ACTIVITY —
Set down the full paragraph on the JME brain spectroscopy study, word for word.

EXCERPT TO READ START

Cevik and colleagues (2016) investigated the hypothesis of biochemical changes in frontal cortex and thalamo-cortical pathways in JME and the interaction between the biochemical changes and cortical functions; MRS was applied to 20 JME patients and 20 controls for measuring NAA, N-NAA to creatine ratio (NAA/Cr), glutamine and glutamate (GLX), glutamine-glutamate to Cr (GLX/Cr), choline (Cho) containing compounds and Cho/Cr levels.  Neuropsychological cognitive tests for linguistic and visual attention, linguistic and visual memory, visuospatial and executive functions were applied to all participants; NAA and NAA/Cr concentrations were found lower in bilateral frontal and thalamic regions in JME group as compared with the control group (p < 0.05).  There was no difference in frontal and thalamic GLX, GLX/Cr, Cho, Cho/Cr levels in between JME patients and controls (p > 0.05).  Patients with JME were found more unsuccessful than the controls in attention, memory, visuospatial function, verbal fluency, Trail B test and executive functions, Stroop test, clock drawing test and Trail A test (p < 0.05).  Prefrontal NAA/Cr level was positively related to visual attention, memory, Stroop test and thalamic NAA/Cr level was positively related to linguistic memory and Wisconsin card sorting test in JME patients.  The authors concluded that this research highlighted regional brain changes and cognitive decline in JME patients and suggested that MRS may be a sensitive technique for showing subclinical cognitive changes.  These preliminary findings need to be validated by well-designed studies.

EXCERPT TO READ END
INFORMATION SUPPLIED START

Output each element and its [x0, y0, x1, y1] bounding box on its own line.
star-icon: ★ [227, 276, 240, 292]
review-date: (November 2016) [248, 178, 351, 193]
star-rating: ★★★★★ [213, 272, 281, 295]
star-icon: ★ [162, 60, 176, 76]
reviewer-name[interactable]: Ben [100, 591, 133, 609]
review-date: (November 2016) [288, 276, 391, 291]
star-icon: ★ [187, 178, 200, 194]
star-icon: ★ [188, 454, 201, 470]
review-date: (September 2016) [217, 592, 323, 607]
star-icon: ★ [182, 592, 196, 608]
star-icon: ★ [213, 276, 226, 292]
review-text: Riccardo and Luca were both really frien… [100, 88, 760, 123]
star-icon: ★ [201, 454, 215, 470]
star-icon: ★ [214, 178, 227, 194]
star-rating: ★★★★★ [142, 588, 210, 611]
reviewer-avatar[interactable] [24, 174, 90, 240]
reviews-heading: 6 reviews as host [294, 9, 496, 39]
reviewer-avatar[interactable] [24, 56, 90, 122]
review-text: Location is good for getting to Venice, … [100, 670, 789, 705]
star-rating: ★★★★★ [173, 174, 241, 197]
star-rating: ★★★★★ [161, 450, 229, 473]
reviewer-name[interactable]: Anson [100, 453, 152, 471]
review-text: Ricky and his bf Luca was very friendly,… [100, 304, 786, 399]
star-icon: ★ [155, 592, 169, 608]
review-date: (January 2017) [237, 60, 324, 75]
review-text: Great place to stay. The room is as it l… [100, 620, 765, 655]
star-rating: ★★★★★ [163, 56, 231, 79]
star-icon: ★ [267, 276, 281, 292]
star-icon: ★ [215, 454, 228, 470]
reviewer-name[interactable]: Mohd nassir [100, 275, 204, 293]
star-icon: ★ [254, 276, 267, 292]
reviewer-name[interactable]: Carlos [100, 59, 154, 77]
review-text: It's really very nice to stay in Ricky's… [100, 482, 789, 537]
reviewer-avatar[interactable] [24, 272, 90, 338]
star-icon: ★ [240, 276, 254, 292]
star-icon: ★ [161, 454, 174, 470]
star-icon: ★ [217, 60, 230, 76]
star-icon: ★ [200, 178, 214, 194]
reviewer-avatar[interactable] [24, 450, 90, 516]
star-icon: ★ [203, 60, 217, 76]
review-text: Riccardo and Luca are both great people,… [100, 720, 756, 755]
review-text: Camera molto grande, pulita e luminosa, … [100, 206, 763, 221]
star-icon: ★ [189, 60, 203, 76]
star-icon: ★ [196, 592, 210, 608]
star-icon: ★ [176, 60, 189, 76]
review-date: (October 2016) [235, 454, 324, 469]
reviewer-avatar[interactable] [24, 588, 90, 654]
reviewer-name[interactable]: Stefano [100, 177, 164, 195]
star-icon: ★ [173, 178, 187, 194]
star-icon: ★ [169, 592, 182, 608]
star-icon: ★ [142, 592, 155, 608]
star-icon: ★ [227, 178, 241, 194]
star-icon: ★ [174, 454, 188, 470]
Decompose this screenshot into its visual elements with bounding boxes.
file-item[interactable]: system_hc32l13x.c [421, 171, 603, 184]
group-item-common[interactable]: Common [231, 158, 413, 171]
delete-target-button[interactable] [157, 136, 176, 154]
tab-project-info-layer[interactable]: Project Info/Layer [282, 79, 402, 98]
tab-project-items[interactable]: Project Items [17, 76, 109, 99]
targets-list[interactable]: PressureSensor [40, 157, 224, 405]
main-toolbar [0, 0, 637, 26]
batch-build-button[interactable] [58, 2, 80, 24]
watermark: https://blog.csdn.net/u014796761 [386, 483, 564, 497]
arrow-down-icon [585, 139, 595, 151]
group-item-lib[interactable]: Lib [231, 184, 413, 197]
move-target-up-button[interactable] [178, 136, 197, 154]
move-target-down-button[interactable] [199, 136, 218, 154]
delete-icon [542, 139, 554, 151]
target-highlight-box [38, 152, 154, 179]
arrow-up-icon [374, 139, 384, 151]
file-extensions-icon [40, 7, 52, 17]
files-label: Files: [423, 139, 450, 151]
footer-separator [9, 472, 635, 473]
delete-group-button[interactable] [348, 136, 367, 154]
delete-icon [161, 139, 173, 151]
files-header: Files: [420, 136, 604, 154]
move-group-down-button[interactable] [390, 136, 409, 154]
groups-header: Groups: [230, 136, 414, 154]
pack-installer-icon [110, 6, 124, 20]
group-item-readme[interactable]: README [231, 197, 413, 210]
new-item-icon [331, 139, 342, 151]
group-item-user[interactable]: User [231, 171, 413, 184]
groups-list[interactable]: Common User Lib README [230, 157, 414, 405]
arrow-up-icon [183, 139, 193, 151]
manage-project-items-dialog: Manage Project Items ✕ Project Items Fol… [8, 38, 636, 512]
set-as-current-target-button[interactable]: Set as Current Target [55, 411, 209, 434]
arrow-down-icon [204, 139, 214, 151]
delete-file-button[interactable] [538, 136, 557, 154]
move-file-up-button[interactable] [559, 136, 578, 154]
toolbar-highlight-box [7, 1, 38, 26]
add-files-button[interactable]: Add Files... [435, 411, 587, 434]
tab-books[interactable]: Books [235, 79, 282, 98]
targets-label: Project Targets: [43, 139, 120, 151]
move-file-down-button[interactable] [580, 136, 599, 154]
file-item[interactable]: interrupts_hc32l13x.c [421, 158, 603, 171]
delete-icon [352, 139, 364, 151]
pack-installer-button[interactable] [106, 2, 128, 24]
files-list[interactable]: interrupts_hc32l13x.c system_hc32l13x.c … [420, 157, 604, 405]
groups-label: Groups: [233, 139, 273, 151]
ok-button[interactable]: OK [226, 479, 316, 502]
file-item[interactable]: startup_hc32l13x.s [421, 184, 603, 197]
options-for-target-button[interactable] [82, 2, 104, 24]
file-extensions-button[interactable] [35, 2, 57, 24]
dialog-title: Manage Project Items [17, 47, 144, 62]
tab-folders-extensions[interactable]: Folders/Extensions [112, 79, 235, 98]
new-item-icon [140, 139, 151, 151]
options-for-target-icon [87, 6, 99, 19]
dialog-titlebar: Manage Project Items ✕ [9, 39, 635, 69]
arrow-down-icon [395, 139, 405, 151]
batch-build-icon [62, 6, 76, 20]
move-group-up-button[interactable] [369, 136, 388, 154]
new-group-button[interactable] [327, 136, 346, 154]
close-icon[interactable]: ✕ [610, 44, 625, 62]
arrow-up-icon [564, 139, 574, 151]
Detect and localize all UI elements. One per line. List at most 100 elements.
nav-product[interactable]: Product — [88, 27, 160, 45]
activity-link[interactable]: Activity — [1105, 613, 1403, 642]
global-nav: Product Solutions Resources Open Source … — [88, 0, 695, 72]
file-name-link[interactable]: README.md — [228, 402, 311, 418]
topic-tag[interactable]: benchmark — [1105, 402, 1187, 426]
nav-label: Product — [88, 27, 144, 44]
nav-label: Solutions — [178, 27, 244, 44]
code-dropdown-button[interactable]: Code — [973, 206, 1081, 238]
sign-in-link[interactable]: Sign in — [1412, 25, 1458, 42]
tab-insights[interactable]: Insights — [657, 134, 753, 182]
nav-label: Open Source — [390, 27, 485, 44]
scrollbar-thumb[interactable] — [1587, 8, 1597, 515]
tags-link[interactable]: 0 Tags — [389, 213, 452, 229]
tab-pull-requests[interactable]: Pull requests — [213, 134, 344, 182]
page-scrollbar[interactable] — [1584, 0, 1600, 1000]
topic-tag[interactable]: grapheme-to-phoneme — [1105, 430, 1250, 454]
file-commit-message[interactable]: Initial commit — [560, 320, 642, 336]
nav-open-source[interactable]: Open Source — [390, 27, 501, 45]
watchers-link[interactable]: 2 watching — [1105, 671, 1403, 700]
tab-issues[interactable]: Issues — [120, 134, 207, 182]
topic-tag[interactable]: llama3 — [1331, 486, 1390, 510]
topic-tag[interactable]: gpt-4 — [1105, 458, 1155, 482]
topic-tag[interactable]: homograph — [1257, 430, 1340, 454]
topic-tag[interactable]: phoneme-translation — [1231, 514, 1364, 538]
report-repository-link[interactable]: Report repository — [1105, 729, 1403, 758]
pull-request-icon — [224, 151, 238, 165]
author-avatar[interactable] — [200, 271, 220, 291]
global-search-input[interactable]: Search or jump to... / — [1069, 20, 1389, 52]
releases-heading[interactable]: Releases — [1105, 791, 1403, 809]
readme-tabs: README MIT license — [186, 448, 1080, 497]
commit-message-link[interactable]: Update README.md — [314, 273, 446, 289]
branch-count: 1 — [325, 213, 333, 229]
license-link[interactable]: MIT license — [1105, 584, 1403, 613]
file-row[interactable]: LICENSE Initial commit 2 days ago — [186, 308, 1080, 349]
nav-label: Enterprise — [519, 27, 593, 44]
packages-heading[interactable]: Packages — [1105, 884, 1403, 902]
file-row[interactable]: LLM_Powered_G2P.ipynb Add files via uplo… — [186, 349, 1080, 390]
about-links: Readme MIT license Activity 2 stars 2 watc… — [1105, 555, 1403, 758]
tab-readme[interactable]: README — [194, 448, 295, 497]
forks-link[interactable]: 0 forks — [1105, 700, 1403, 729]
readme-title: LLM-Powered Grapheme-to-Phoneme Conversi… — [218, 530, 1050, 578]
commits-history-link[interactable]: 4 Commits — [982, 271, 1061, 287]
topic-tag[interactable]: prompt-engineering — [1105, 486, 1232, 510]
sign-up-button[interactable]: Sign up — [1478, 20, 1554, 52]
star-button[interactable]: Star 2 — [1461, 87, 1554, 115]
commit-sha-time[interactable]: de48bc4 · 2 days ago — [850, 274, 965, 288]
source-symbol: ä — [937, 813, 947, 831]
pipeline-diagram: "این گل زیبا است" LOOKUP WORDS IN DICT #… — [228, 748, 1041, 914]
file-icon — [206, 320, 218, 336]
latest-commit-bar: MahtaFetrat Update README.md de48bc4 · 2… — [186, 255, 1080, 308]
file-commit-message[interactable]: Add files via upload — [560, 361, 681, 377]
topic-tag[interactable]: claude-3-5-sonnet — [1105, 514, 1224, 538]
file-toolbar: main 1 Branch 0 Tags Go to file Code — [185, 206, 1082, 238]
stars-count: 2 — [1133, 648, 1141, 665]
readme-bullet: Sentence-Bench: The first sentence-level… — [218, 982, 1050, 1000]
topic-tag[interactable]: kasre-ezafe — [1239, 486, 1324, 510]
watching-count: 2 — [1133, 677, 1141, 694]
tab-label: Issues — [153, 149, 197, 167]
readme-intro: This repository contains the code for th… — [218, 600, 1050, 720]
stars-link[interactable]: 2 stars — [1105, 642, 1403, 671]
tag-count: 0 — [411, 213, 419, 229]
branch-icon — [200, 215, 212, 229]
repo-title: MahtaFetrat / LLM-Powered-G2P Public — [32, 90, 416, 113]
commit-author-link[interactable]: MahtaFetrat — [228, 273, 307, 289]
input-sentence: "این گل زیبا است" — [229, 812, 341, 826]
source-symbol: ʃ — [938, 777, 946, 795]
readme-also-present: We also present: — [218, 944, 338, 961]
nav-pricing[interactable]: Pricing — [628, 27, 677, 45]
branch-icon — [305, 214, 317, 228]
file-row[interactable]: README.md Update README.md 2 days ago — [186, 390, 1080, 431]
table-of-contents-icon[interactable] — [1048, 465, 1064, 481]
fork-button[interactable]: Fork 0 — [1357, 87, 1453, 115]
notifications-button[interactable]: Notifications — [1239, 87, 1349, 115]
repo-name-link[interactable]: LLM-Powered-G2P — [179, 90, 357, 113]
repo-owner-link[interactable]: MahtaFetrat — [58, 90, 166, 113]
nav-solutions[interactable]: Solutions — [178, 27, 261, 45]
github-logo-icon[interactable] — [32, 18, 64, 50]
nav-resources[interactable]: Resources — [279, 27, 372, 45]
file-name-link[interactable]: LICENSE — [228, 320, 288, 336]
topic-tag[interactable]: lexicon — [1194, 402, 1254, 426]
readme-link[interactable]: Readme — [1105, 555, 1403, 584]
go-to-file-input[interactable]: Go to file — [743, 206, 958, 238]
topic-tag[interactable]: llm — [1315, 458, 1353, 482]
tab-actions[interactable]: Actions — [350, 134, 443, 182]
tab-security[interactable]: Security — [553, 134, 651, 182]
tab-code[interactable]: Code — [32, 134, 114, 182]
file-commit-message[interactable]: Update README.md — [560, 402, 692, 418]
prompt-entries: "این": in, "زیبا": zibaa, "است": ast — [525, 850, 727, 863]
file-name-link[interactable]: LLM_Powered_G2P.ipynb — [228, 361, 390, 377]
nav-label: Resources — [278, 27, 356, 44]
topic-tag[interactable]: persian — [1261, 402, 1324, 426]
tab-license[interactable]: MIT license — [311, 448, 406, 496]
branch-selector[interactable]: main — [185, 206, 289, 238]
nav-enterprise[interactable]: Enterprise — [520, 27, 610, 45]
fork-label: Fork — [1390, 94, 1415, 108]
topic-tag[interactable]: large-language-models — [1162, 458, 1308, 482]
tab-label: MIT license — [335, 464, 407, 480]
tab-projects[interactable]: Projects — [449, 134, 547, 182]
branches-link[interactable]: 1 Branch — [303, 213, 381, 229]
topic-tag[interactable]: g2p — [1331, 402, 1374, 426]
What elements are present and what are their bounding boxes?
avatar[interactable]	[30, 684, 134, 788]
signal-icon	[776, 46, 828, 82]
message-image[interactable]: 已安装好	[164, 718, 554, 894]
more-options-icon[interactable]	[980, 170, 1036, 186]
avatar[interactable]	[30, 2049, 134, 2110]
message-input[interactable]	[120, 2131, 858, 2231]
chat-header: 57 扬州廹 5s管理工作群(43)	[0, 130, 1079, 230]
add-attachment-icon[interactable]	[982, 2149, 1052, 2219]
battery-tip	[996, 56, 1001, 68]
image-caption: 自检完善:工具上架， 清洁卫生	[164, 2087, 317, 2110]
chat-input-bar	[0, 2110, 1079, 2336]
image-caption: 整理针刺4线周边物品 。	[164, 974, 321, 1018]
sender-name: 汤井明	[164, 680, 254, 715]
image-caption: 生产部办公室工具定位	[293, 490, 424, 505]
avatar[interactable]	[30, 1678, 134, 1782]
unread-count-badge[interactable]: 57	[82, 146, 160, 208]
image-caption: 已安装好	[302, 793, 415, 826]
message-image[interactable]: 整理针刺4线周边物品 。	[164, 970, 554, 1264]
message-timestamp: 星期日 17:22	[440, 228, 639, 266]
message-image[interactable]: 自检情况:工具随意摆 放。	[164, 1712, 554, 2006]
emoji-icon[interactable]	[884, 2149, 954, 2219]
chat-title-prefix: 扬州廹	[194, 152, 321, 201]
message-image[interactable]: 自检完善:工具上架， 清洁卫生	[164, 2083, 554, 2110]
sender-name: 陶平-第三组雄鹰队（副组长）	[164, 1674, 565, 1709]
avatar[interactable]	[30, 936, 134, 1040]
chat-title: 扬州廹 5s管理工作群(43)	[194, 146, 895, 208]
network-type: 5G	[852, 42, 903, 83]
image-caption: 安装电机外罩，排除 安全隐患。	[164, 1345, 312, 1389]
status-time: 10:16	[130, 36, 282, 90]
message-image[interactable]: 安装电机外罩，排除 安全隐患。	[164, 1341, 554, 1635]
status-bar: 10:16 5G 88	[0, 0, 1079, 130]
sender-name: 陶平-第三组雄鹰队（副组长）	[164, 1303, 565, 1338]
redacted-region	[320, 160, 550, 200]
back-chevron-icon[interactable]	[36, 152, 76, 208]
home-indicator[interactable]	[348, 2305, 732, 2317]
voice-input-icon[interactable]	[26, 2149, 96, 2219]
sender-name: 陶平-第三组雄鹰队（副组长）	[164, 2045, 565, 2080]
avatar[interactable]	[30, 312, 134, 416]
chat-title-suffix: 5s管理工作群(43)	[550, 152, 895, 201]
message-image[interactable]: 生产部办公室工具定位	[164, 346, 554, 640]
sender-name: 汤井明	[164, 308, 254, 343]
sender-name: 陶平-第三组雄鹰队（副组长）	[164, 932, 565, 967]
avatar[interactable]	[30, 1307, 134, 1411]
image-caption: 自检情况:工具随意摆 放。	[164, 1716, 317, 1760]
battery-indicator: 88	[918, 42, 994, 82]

INFORMATION SUPPLIED END

TASK OUTPUT —
Cevik and colleagues (2016) investigated the hypothesis of biochemical changes in frontal cortex and thalamo-cortical pathways in JME and the interaction between the biochemical changes and cortical functions; MRS was applied to 20 JME patients and 20 controls for measuring NAA, N-NAA to creatine ratio (NAA/Cr), glutamine and glutamate (GLX), glutamine-glutamate to Cr (GLX/Cr), choline (Cho) containing compounds and Cho/Cr levels.  Neuropsychological cognitive tests for linguistic and visual attention, linguistic and visual memory, visuospatial and executive functions were applied to all participants; NAA and NAA/Cr concentrations were found lower in bilateral frontal and thalamic regions in JME group as compared with the control group (p < 0.05).  There was no difference in frontal and thalamic GLX, GLX/Cr, Cho, Cho/Cr levels in between JME patients and controls (p > 0.05).  Patients with JME were found more unsuccessful than the controls in attention, memory, visuospatial function, verbal fluency, Trail B test and executive functions, Stroop test, clock drawing test and Trail A test (p < 0.05).  Prefrontal NAA/Cr level was positively related to visual attention, memory, Stroop test and thalamic NAA/Cr level was positively related to linguistic memory and Wisconsin card sorting test in JME patients.  The authors concluded that this research highlighted regional brain changes and cognitive decline in JME patients and suggested that MRS may be a sensitive technique for showing subclinical cognitive changes.  These preliminary findings need to be validated by well-designed studies.